WHAT TO DO
Extract each line containing the string "this".

(Extracted records)
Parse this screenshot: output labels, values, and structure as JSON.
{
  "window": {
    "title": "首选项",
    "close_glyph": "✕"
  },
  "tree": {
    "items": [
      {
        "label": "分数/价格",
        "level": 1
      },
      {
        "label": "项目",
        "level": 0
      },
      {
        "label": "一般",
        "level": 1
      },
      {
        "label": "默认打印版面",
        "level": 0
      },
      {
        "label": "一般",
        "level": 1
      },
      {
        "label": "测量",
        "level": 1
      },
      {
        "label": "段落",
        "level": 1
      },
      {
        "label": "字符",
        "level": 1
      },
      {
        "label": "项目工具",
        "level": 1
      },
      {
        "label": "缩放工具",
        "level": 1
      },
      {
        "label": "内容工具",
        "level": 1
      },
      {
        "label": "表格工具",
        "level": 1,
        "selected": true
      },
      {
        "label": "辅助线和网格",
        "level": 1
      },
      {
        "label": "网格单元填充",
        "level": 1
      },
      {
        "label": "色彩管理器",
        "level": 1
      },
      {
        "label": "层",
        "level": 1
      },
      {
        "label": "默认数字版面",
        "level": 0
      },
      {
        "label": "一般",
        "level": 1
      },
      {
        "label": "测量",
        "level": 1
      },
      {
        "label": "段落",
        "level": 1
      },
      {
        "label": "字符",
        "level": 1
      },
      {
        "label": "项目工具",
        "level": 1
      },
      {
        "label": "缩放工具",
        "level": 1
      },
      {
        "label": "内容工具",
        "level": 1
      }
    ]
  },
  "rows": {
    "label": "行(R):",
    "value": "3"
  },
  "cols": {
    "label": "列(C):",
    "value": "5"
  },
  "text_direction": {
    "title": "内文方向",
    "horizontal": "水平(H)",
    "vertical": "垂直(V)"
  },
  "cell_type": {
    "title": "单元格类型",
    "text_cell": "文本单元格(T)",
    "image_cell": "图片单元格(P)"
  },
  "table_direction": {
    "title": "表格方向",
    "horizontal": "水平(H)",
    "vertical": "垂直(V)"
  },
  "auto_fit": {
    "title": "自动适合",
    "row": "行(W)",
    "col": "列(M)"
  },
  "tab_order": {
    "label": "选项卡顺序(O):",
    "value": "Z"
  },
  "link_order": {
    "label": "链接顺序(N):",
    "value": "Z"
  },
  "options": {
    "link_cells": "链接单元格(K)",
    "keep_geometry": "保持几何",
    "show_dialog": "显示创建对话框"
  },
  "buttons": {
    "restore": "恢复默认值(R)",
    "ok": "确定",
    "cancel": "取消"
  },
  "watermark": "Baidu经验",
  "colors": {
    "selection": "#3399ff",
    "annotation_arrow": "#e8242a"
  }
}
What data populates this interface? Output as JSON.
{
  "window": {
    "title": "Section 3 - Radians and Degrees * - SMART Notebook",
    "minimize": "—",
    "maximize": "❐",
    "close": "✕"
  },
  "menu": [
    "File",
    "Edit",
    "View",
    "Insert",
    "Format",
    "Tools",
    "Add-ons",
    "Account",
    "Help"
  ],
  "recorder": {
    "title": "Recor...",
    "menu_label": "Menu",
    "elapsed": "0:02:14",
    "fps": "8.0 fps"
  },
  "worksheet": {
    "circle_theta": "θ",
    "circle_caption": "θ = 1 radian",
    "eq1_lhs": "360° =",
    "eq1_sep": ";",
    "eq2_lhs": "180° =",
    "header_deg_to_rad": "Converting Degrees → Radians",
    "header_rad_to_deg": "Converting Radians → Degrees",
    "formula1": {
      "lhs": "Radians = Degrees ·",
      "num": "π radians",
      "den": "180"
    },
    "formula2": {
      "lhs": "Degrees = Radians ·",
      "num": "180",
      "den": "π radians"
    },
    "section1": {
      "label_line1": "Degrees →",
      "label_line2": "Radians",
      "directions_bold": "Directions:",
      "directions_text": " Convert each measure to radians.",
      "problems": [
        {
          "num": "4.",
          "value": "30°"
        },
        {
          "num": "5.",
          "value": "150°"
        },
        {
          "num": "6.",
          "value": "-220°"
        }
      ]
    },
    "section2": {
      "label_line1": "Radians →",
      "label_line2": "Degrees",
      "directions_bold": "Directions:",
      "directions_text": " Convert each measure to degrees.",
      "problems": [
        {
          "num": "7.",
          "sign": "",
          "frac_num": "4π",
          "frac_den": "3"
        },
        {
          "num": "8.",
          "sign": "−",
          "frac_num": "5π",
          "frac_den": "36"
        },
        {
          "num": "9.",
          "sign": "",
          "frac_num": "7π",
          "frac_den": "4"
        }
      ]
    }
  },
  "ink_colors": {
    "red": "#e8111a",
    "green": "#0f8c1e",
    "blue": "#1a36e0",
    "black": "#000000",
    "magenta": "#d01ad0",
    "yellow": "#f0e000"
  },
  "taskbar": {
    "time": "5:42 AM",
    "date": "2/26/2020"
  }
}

TASK SOLUTION
Parse this screenshot: output labels, values, and structure as JSON.
What data populates this interface? Output as JSON.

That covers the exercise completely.